• _Request_: Write out the lines between the one holding "event-time: 13 days" and the one holding "host-label: Host: (747, 966, 792, 986)", inclusive, substituting "Deny" for "Alert" and keeping everything else the same.

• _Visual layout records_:
-- BEGIN --
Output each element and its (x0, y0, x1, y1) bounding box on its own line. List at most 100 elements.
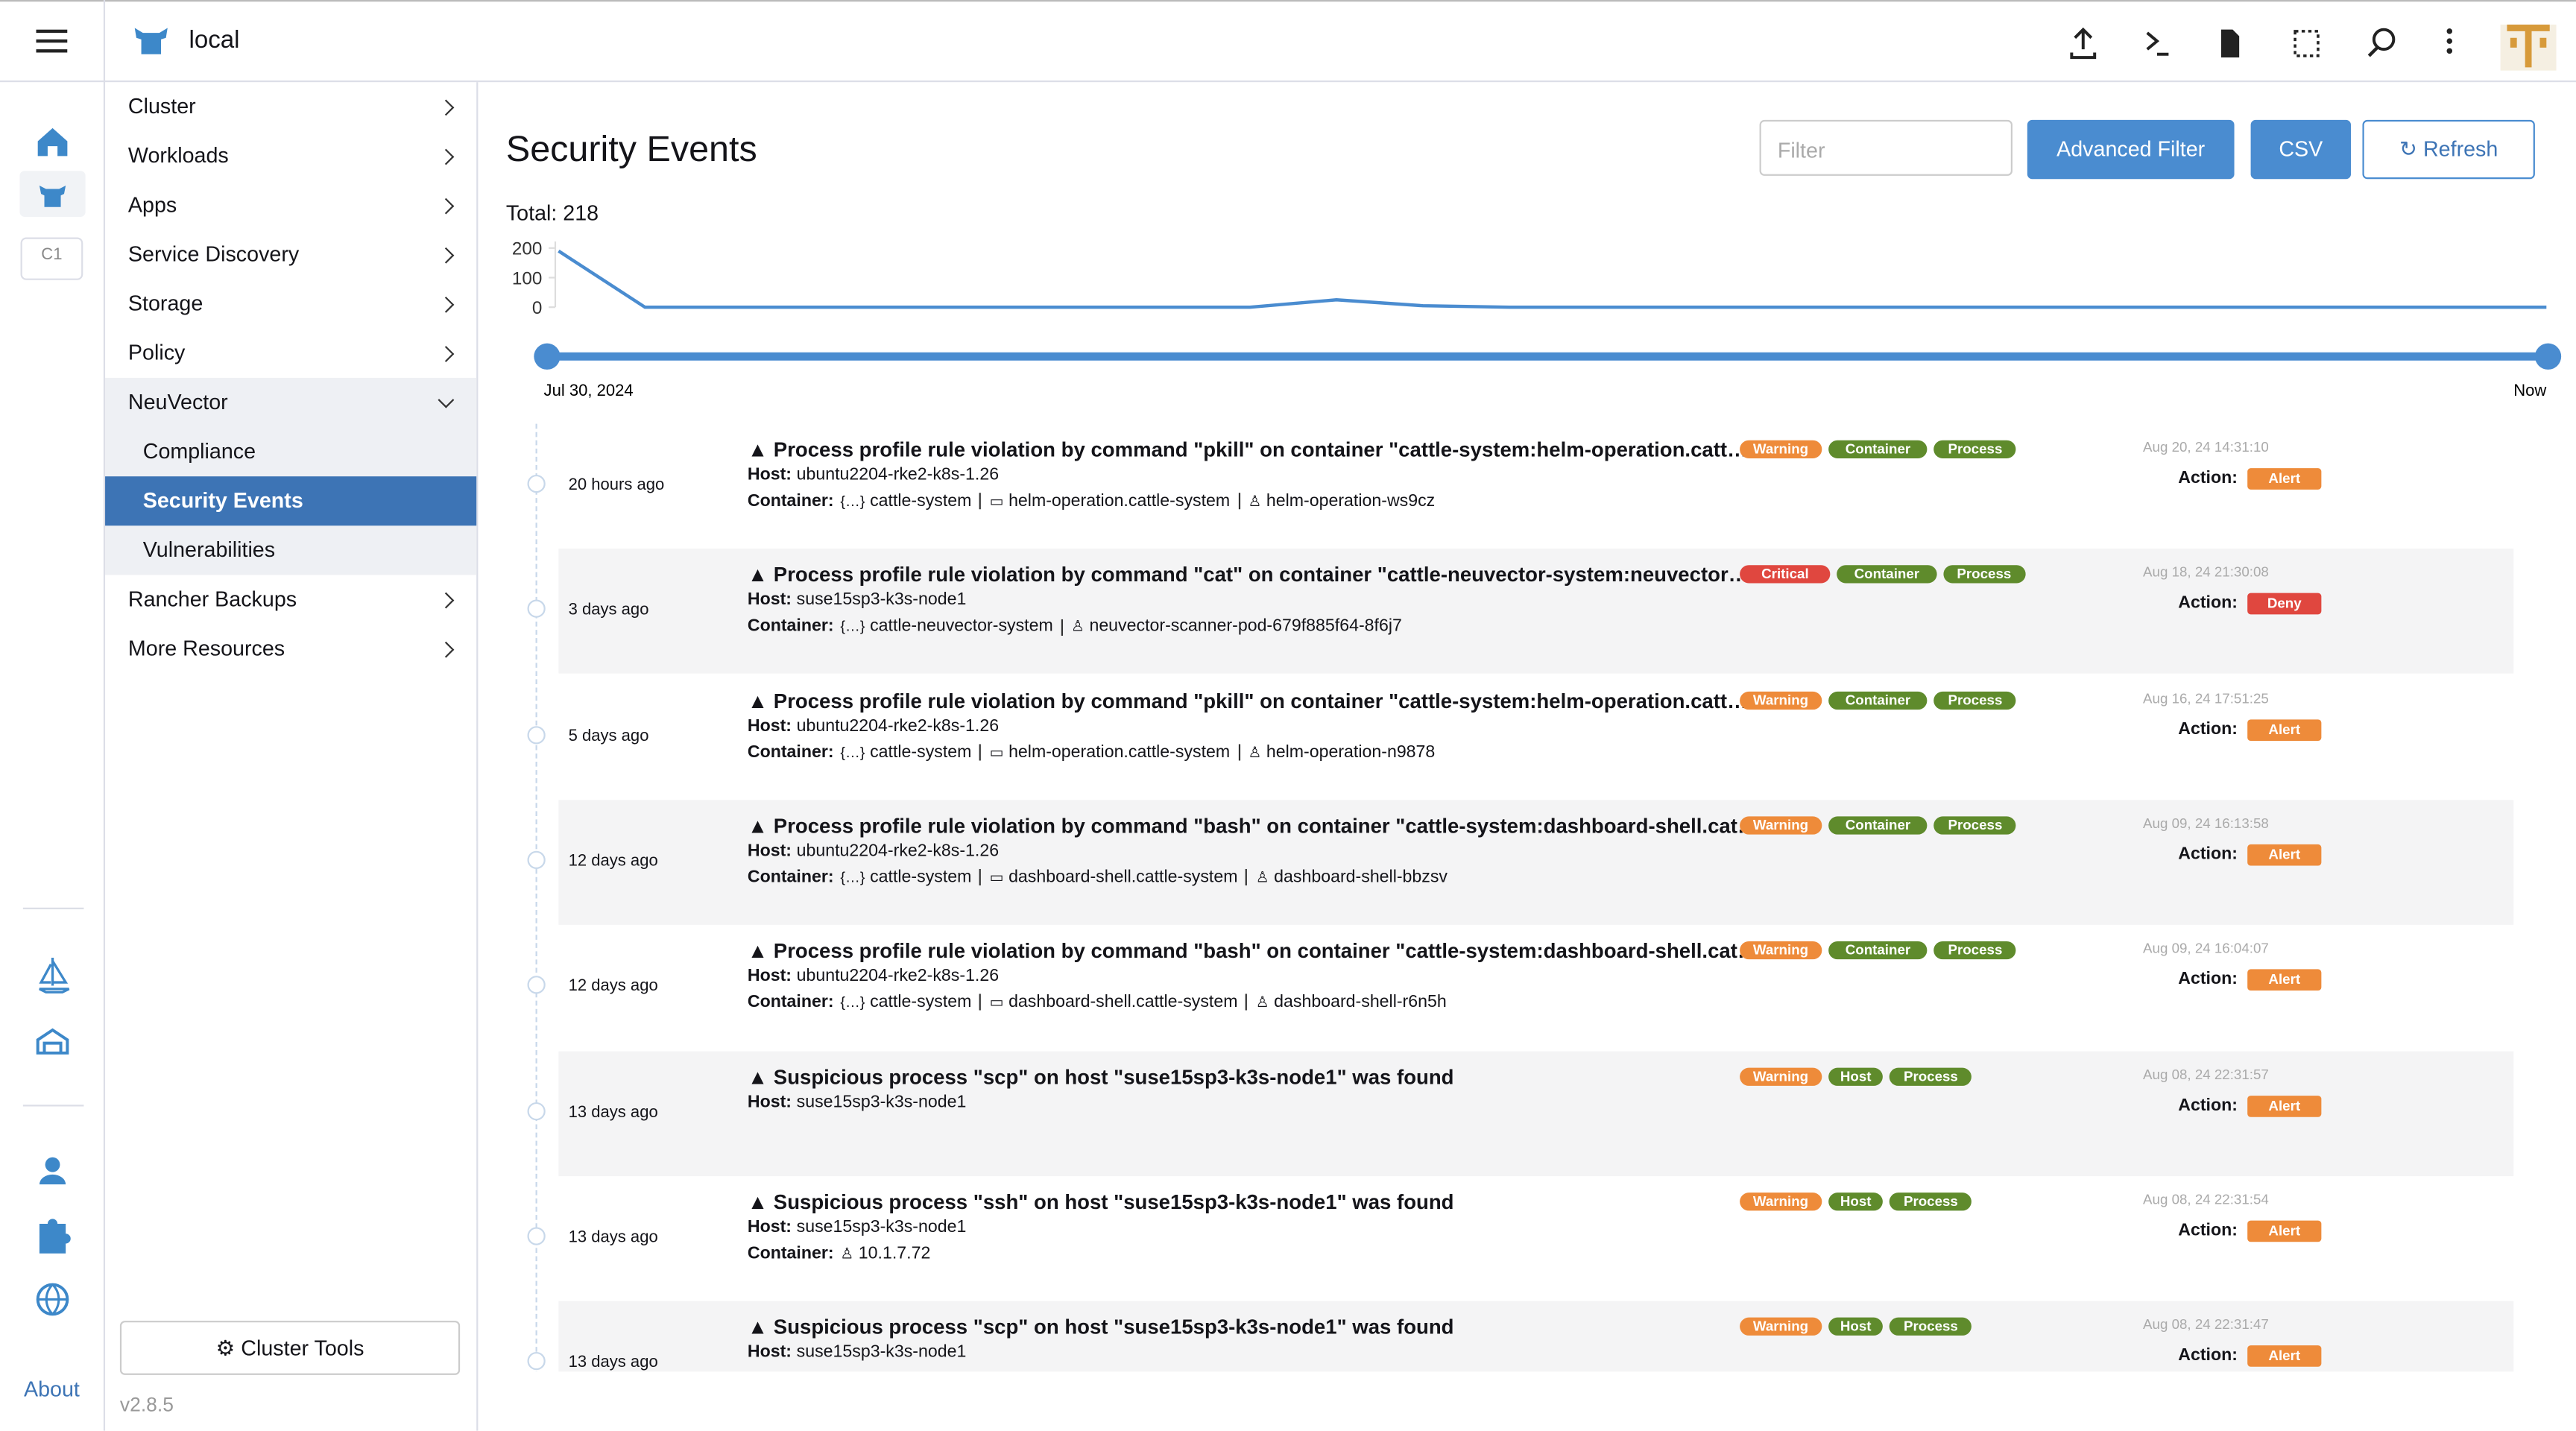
event-time: 13 days ago (568, 1228, 658, 1247)
nav-item[interactable]: Service Discovery (127, 241, 300, 267)
cluster-tools-button[interactable]: ⚙ Cluster Tools (119, 1321, 461, 1375)
header-icons[interactable] (2067, 25, 2560, 71)
container-pod[interactable]: helm-operation-n9878 (1266, 742, 1436, 762)
tag: Host (1828, 1317, 1884, 1336)
container-icon: {…} (840, 493, 865, 510)
refresh-button[interactable]: ↻ Refresh (2362, 119, 2535, 180)
container-row: Container: {…} cattle-system ▭ dashboard-she… (748, 868, 1448, 887)
container-namespace[interactable]: cattle-neuvector-system (870, 616, 1053, 636)
warning-icon: ▲ (747, 563, 774, 587)
host-value: ubuntu2204-rke2-k8s-1.26 (796, 716, 1000, 736)
warning-icon: ▲ (747, 438, 774, 462)
timeline-dot (527, 600, 546, 619)
event-time: 20 hours ago (568, 476, 665, 495)
menu-button[interactable] (36, 29, 68, 53)
cluster-name[interactable]: local (189, 26, 240, 54)
timeline-line (535, 423, 537, 1372)
tag: Warning (1740, 1317, 1822, 1336)
separator (979, 744, 982, 761)
warning-icon: ▲ (747, 689, 774, 713)
host-value: ubuntu2204-rke2-k8s-1.26 (796, 966, 1000, 986)
action-label: Action: (2178, 468, 2238, 488)
container-namespace[interactable]: cattle-system (870, 742, 972, 762)
container-pod[interactable]: dashboard-shell-bbzsv (1274, 867, 1448, 887)
host-row: Host: ubuntu2204-rke2-k8s-1.26 (748, 465, 999, 484)
range-end: Now (2513, 381, 2546, 399)
container-service[interactable]: dashboard-shell.cattle-system (1008, 992, 1238, 1013)
container-icon: {…} (840, 743, 865, 760)
nav-item[interactable]: Cluster (127, 93, 196, 119)
action-badge: Alert (2247, 468, 2322, 490)
action-label: Action: (2178, 1220, 2238, 1240)
container-icon: ▭ (989, 743, 1004, 760)
host-label: Host: (747, 590, 792, 610)
filter-input[interactable]: Filter (1759, 119, 2012, 176)
nav-item[interactable]: Policy (127, 340, 186, 365)
container-namespace[interactable]: cattle-system (870, 491, 972, 511)
y-tick-label: 0 (532, 298, 542, 318)
host-label: Host: (747, 464, 792, 485)
host-row: Host: ubuntu2204-rke2-k8s-1.26 (748, 966, 999, 985)
container-namespace[interactable]: cattle-system (870, 992, 972, 1013)
host-label: Host: (747, 966, 792, 986)
nav-item[interactable]: More Resources (127, 635, 285, 661)
event-row (558, 549, 2514, 675)
event-title[interactable]: Process profile rule violation by comman… (773, 563, 1749, 587)
cluster-badge[interactable]: C1 (41, 246, 63, 265)
nav-item[interactable]: Apps (127, 192, 177, 217)
tag: Warning (1740, 941, 1822, 960)
container-pod[interactable]: dashboard-shell-r6n5h (1274, 992, 1447, 1013)
host-value: suse15sp3-k3s-node1 (796, 1216, 967, 1237)
event-title[interactable]: Process profile rule violation by comman… (773, 438, 1748, 462)
container-icon: {…} (840, 994, 865, 1011)
advanced-filter-button[interactable]: Advanced Filter (2027, 119, 2235, 180)
container-icon: {…} (840, 868, 865, 885)
container-namespace[interactable]: cattle-system (870, 867, 972, 887)
event-title[interactable]: Suspicious process "scp" on host "suse15… (773, 1315, 1454, 1339)
container-service[interactable]: helm-operation.cattle-system (1008, 491, 1231, 511)
action-badge: Alert (2247, 844, 2322, 866)
nav-subitem[interactable]: Vulnerabilities (142, 537, 276, 562)
event-title[interactable]: Process profile rule violation by comman… (773, 814, 1758, 838)
nav-subitem[interactable]: Security Events (142, 487, 303, 513)
separator (1246, 994, 1248, 1011)
range-start: Jul 30, 2024 (544, 381, 634, 399)
container-service[interactable]: helm-operation.cattle-system (1008, 742, 1231, 762)
timeline-dot (527, 850, 546, 869)
event-time: 12 days ago (568, 852, 658, 871)
event-title[interactable]: Process profile rule violation by comman… (773, 940, 1758, 964)
container-pod[interactable]: helm-operation-ws9cz (1266, 491, 1436, 511)
host-label: Host: (747, 841, 792, 861)
nav-item[interactable]: Workloads (127, 142, 229, 168)
container-pod[interactable]: neuvector-scanner-pod-679f885f64-8f6j7 (1089, 616, 1402, 636)
nav-item[interactable]: Rancher Backups (127, 586, 297, 611)
tag: Process (1934, 941, 2016, 960)
chevron (438, 592, 455, 609)
header (0, 0, 2576, 83)
about-link[interactable]: About (23, 1377, 80, 1402)
nav-item[interactable]: Storage (127, 291, 203, 316)
icon-rail (19, 127, 86, 1316)
event-title[interactable]: Suspicious process "ssh" on host "suse15… (773, 1190, 1454, 1214)
host-row: Host: ubuntu2204-rke2-k8s-1.26 (748, 841, 999, 860)
host-label: Host: (747, 716, 792, 736)
nav-subitem[interactable]: Compliance (142, 438, 256, 464)
host-row: Host: ubuntu2204-rke2-k8s-1.26 (748, 716, 999, 735)
tag: Warning (1740, 1067, 1822, 1085)
separator (1238, 744, 1240, 761)
event-title-row: ▲ Process profile rule violation by comm… (748, 940, 1758, 963)
tag: Process (1890, 1192, 1972, 1210)
y-tick-label: 200 (512, 239, 542, 259)
tag: Warning (1740, 1192, 1822, 1210)
slider-handle (2534, 343, 2562, 370)
event-title[interactable]: Suspicious process "scp" on host "suse15… (773, 1065, 1454, 1089)
container-service[interactable]: dashboard-shell.cattle-system (1008, 867, 1238, 887)
event-time: 3 days ago (568, 601, 649, 620)
timeline-dot (527, 1227, 546, 1245)
action-badge: Alert (2247, 718, 2322, 741)
event-title[interactable]: Process profile rule violation by comman… (773, 689, 1748, 713)
nav-item[interactable]: NeuVector (127, 389, 228, 414)
container-pod[interactable]: 10.1.7.72 (858, 1243, 931, 1263)
csv-button[interactable]: CSV (2250, 119, 2352, 180)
-- END --
• _Complete response_:
event-time: 13 days ago (568, 1228, 658, 1247)
nav-item[interactable]: Service Discovery (127, 241, 300, 267)
cluster-tools-button[interactable]: ⚙ Cluster Tools (119, 1321, 461, 1375)
header-icons[interactable] (2067, 25, 2560, 71)
container-pod[interactable]: helm-operation-n9878 (1266, 742, 1436, 762)
tag: Host (1828, 1317, 1884, 1336)
container-icon: {…} (840, 493, 865, 510)
refresh-button[interactable]: ↻ Refresh (2362, 119, 2535, 180)
container-row: Container: {…} cattle-system ▭ dashboard-she… (748, 868, 1448, 887)
container-namespace[interactable]: cattle-neuvector-system (870, 616, 1053, 636)
warning-icon: ▲ (747, 563, 774, 587)
host-value: ubuntu2204-rke2-k8s-1.26 (796, 716, 1000, 736)
warning-icon: ▲ (747, 438, 774, 462)
timeline-dot (527, 600, 546, 619)
event-time: 20 hours ago (568, 476, 665, 495)
menu-button[interactable] (36, 29, 68, 53)
cluster-name[interactable]: local (189, 26, 240, 54)
timeline-line (535, 423, 537, 1372)
tag: Warning (1740, 1317, 1822, 1336)
separator (979, 744, 982, 761)
warning-icon: ▲ (747, 689, 774, 713)
host-value: ubuntu2204-rke2-k8s-1.26 (796, 966, 1000, 986)
action-label: Action: (2178, 468, 2238, 488)
container-namespace[interactable]: cattle-system (870, 742, 972, 762)
container-pod[interactable]: dashboard-shell-bbzsv (1274, 867, 1448, 887)
host-row: Host: ubuntu2204-rke2-k8s-1.26 (748, 465, 999, 484)
range-end: Now (2513, 381, 2546, 399)
container-service[interactable]: dashboard-shell.cattle-system (1008, 992, 1238, 1013)
container-icon: {…} (840, 743, 865, 760)
nav-item[interactable]: Cluster (127, 93, 196, 119)
action-badge: Deny (2247, 468, 2322, 490)
action-label: Action: (2178, 1220, 2238, 1240)
container-icon: ▭ (989, 743, 1004, 760)
host-label: Host: (747, 590, 792, 610)
filter-input[interactable]: Filter (1759, 119, 2012, 176)
nav-item[interactable]: Policy (127, 340, 186, 365)
container-namespace[interactable]: cattle-system (870, 491, 972, 511)
y-tick-label: 0 (532, 298, 542, 318)
host-label: Host: (747, 464, 792, 485)
host-row: Host: ubuntu2204-rke2-k8s-1.26 (748, 966, 999, 985)
container-namespace[interactable]: cattle-system (870, 992, 972, 1013)
host-label: Host: (747, 966, 792, 986)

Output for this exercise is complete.